[Data entries]
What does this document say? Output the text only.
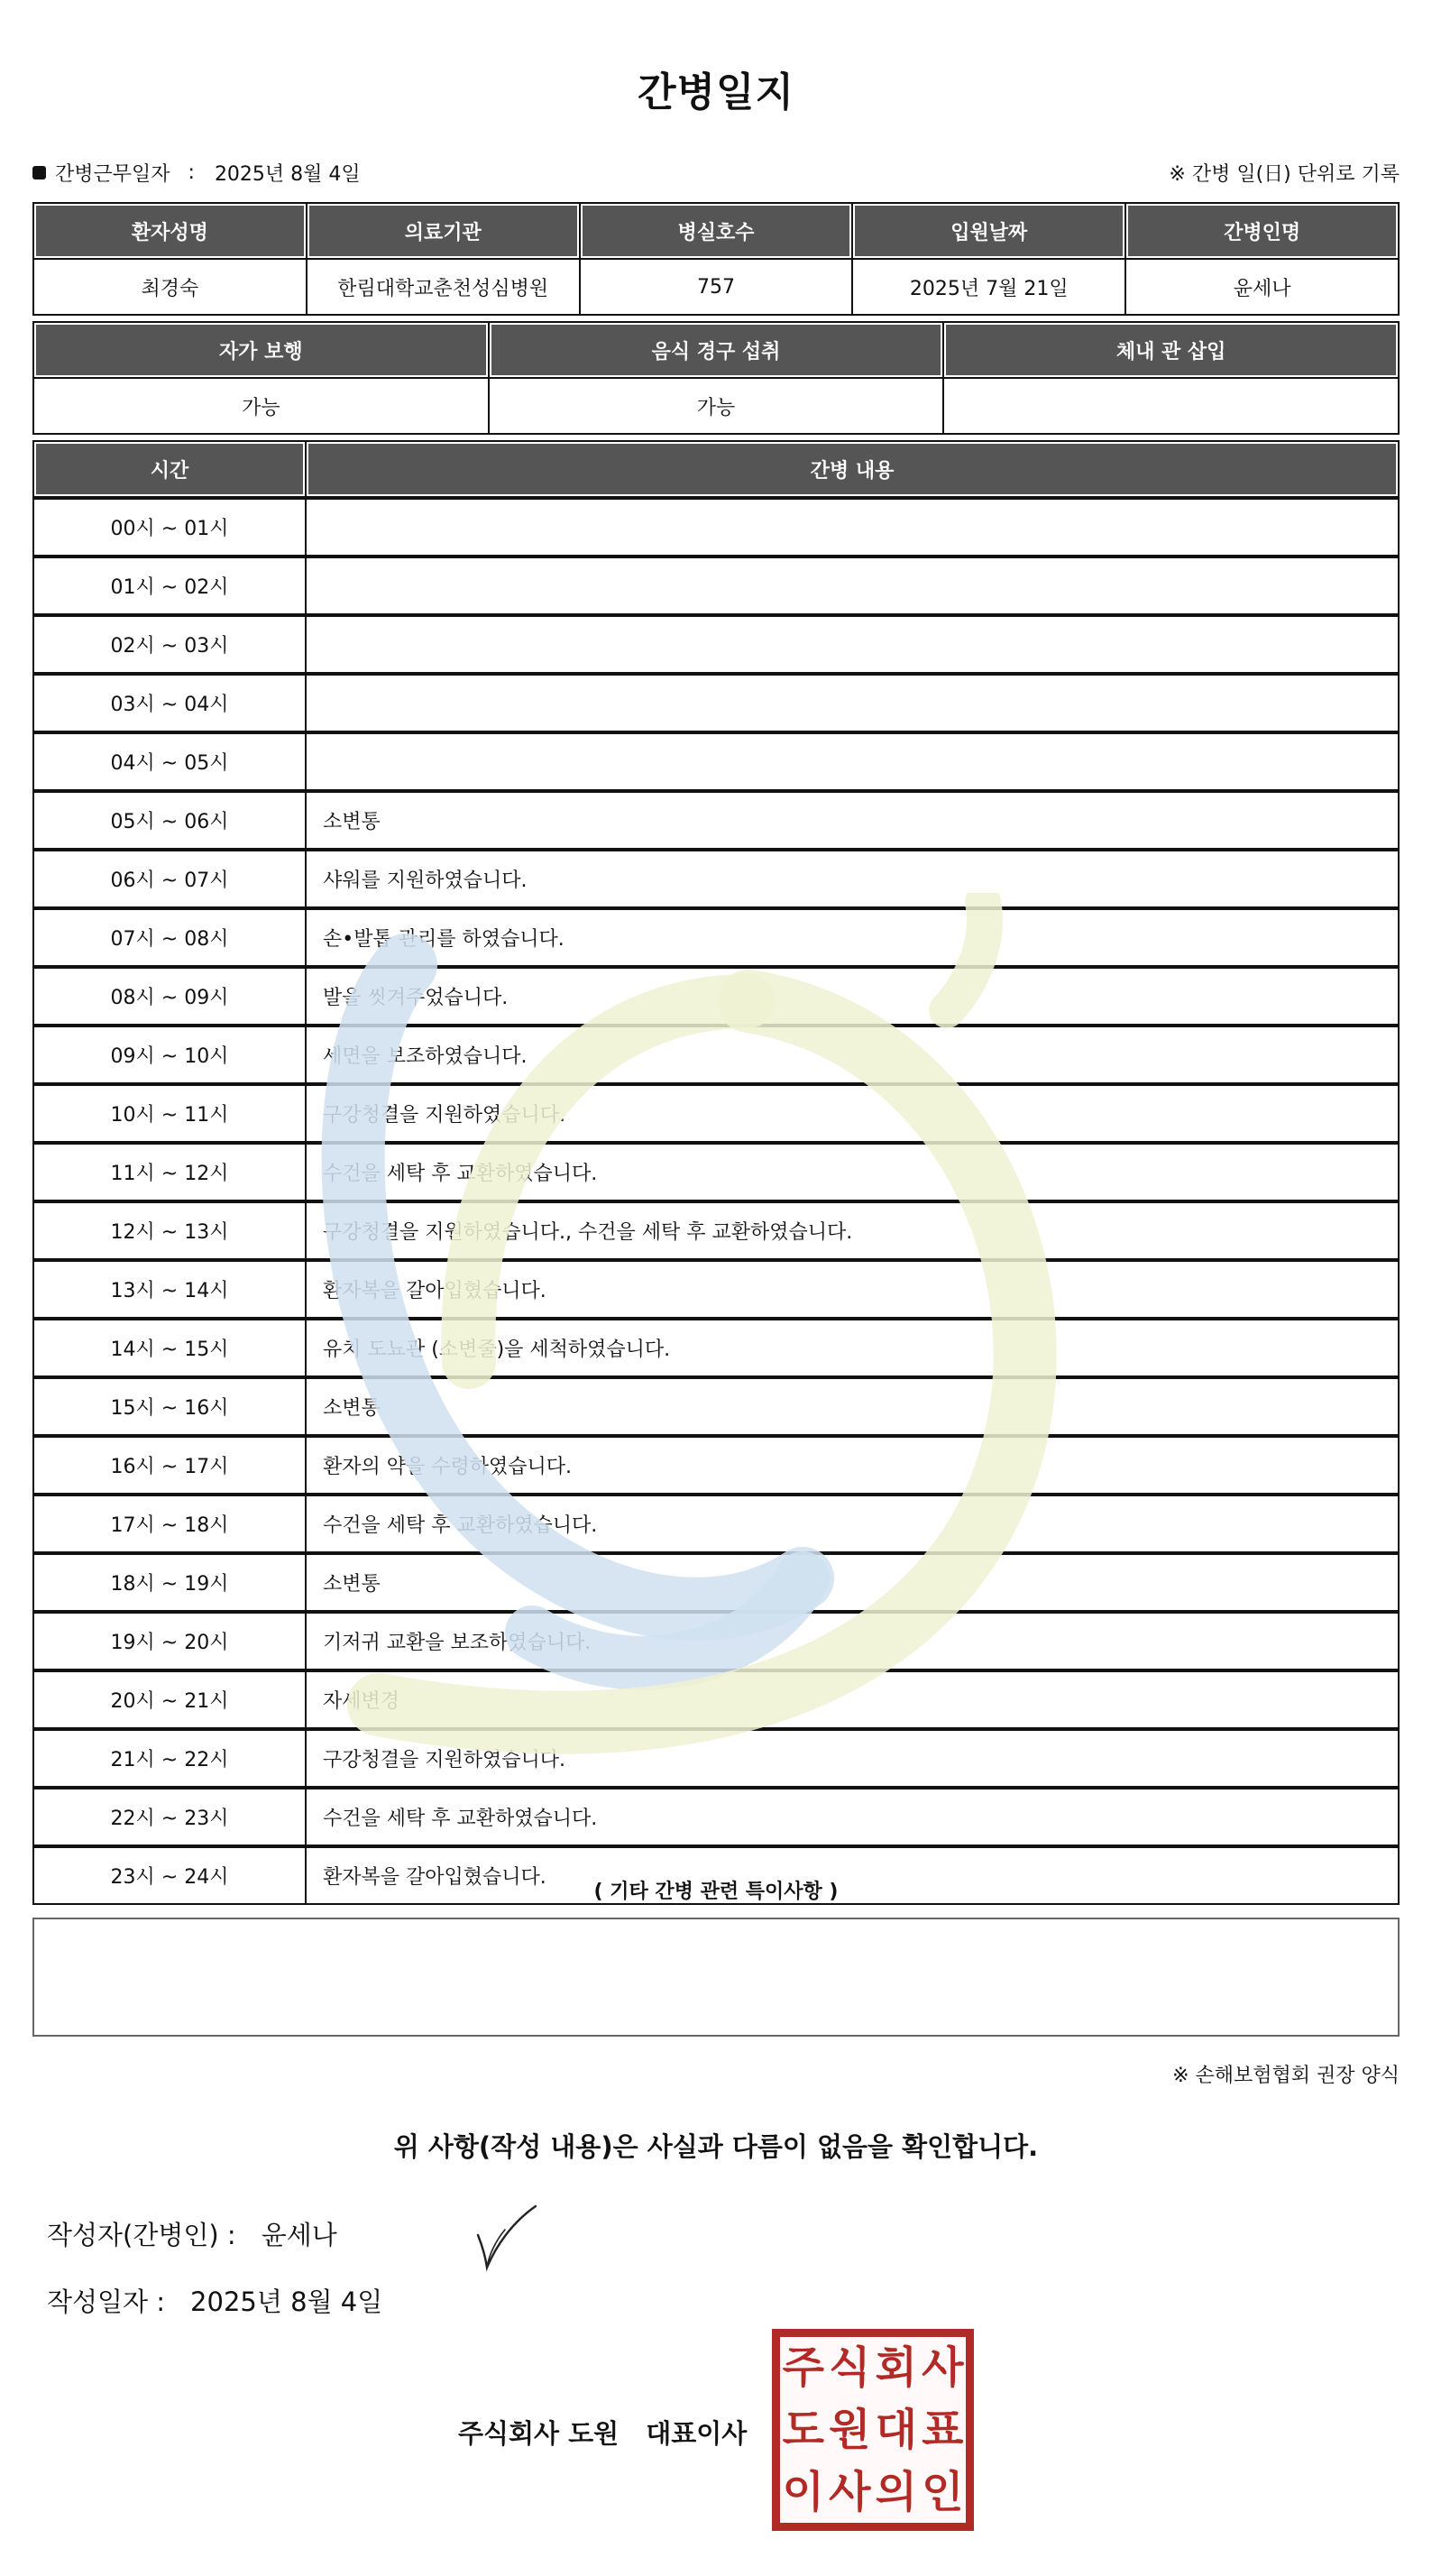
간병일지
간병근무일자 : 2025년 8월 4일	※ 간병 일(日) 단위로 기록
환자성명	의료기관	병실호수	입원날짜	간병인명
최경숙	한림대학교춘천성심병원	757	2025년 7월 21일	윤세나
자가 보행	음식 경구 섭취	체내 관 삽입
가능	가능	
시간	간병 내용
00시 ~ 01시	
01시 ~ 02시	
02시 ~ 03시	
03시 ~ 04시	
04시 ~ 05시	
05시 ~ 06시	소변통
06시 ~ 07시	샤워를 지원하였습니다.
07시 ~ 08시	손•발톱 관리를 하였습니다.
08시 ~ 09시	발을 씻겨주었습니다.
09시 ~ 10시	세면을 보조하였습니다.
10시 ~ 11시	구강청결을 지원하였습니다.
11시 ~ 12시	수건을 세탁 후 교환하였습니다.
12시 ~ 13시	구강청결을 지원하였습니다., 수건을 세탁 후 교환하였습니다.
13시 ~ 14시	환자복을 갈아입혔습니다.
14시 ~ 15시	유치 도뇨관 (소변줄)을 세척하였습니다.
15시 ~ 16시	소변통
16시 ~ 17시	환자의 약을 수령하였습니다.
17시 ~ 18시	수건을 세탁 후 교환하였습니다.
18시 ~ 19시	소변통
19시 ~ 20시	기저귀 교환을 보조하였습니다.
20시 ~ 21시	자세변경
21시 ~ 22시	구강청결을 지원하였습니다.
22시 ~ 23시	수건을 세탁 후 교환하였습니다.
23시 ~ 24시	환자복을 갈아입혔습니다.
( 기타 간병 관련 특이사항 )
※ 손해보험협회 권장 양식
위 사항(작성 내용)은 사실과 다름이 없음을 확인합니다.
작성자(간병인) : 윤세나
작성일자 : 2025년 8월 4일
주식회사 도원 대표이사
주 식 회 사
도 원 대 표
이 사 의 인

What you have to do:
Return all the entries word for word, but omit any pictures they contain.

Full answer:
What does this document say? Output the text only.
간병일지
간병근무일자 : 2025년 8월 4일	※ 간병 일(日) 단위로 기록
환자성명	의료기관	병실호수	입원날짜	간병인명
최경숙	한림대학교춘천성심병원	757	2025년 7월 21일	윤세나
자가 보행	음식 경구 섭취	체내 관 삽입
가능	가능	
시간	간병 내용
00시 ~ 01시	
01시 ~ 02시	
02시 ~ 03시	
03시 ~ 04시	
04시 ~ 05시	
05시 ~ 06시	소변통
06시 ~ 07시	샤워를 지원하였습니다.
07시 ~ 08시	손•발톱 관리를 하였습니다.
08시 ~ 09시	발을 씻겨주었습니다.
09시 ~ 10시	세면을 보조하였습니다.
10시 ~ 11시	구강청결을 지원하였습니다.
11시 ~ 12시	수건을 세탁 후 교환하였습니다.
12시 ~ 13시	구강청결을 지원하였습니다., 수건을 세탁 후 교환하였습니다.
13시 ~ 14시	환자복을 갈아입혔습니다.
14시 ~ 15시	유치 도뇨관 (소변줄)을 세척하였습니다.
15시 ~ 16시	소변통
16시 ~ 17시	환자의 약을 수령하였습니다.
17시 ~ 18시	수건을 세탁 후 교환하였습니다.
18시 ~ 19시	소변통
19시 ~ 20시	기저귀 교환을 보조하였습니다.
20시 ~ 21시	자세변경
21시 ~ 22시	구강청결을 지원하였습니다.
22시 ~ 23시	수건을 세탁 후 교환하였습니다.
23시 ~ 24시	환자복을 갈아입혔습니다.
( 기타 간병 관련 특이사항 )
※ 손해보험협회 권장 양식
위 사항(작성 내용)은 사실과 다름이 없음을 확인합니다.
작성자(간병인) : 윤세나
작성일자 : 2025년 8월 4일
주식회사 도원 대표이사
주 식 회 사
도 원 대 표
이 사 의 인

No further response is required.